Retype each line exactly. Skip images.

Entries supplied
+++
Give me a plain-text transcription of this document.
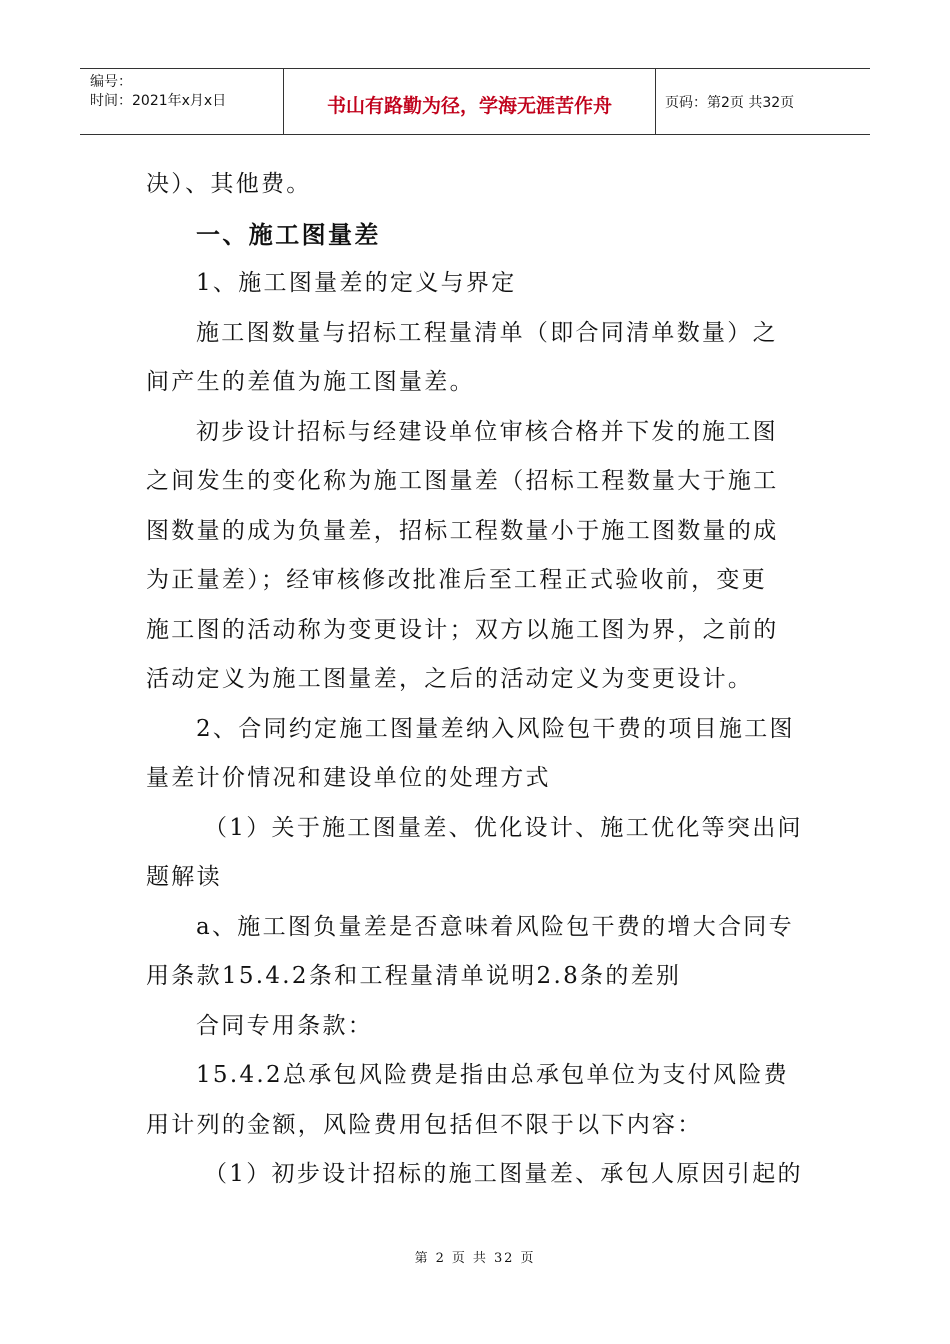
编号：
时间：2021年x月x日	书山有路勤为径，学海无涯苦作舟	页码：第2页 共32页
决）、其他费。
一、施工图量差
1、施工图量差的定义与界定
施工图数量与招标工程量清单（即合同清单数量）之
间产生的差值为施工图量差。
初步设计招标与经建设单位审核合格并下发的施工图
之间发生的变化称为施工图量差（招标工程数量大于施工
图数量的成为负量差，招标工程数量小于施工图数量的成
为正量差）；经审核修改批准后至工程正式验收前，变更
施工图的活动称为变更设计；双方以施工图为界，之前的
活动定义为施工图量差，之后的活动定义为变更设计。
2、合同约定施工图量差纳入风险包干费的项目施工图
量差计价情况和建设单位的处理方式
（1）关于施工图量差、优化设计、施工优化等突出问
题解读
a、施工图负量差是否意味着风险包干费的增大合同专
用条款15.4.2条和工程量清单说明2.8条的差别
合同专用条款：
15.4.2总承包风险费是指由总承包单位为支付风险费
用计列的金额，风险费用包括但不限于以下内容：
（1）初步设计招标的施工图量差、承包人原因引起的
第 2 页 共 32 页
+++
The result
Give me a plain-text transcription of this document.
编号：
时间：2021年x月x日	书山有路勤为径，学海无涯苦作舟	页码：第2页 共32页
决）、其他费。
一、施工图量差
1、施工图量差的定义与界定
施工图数量与招标工程量清单（即合同清单数量）之
间产生的差值为施工图量差。
初步设计招标与经建设单位审核合格并下发的施工图
之间发生的变化称为施工图量差（招标工程数量大于施工
图数量的成为负量差，招标工程数量小于施工图数量的成
为正量差）；经审核修改批准后至工程正式验收前，变更
施工图的活动称为变更设计；双方以施工图为界，之前的
活动定义为施工图量差，之后的活动定义为变更设计。
2、合同约定施工图量差纳入风险包干费的项目施工图
量差计价情况和建设单位的处理方式
（1）关于施工图量差、优化设计、施工优化等突出问
题解读
a、施工图负量差是否意味着风险包干费的增大合同专
用条款15.4.2条和工程量清单说明2.8条的差别
合同专用条款：
15.4.2总承包风险费是指由总承包单位为支付风险费
用计列的金额，风险费用包括但不限于以下内容：
（1）初步设计招标的施工图量差、承包人原因引起的
第 2 页 共 32 页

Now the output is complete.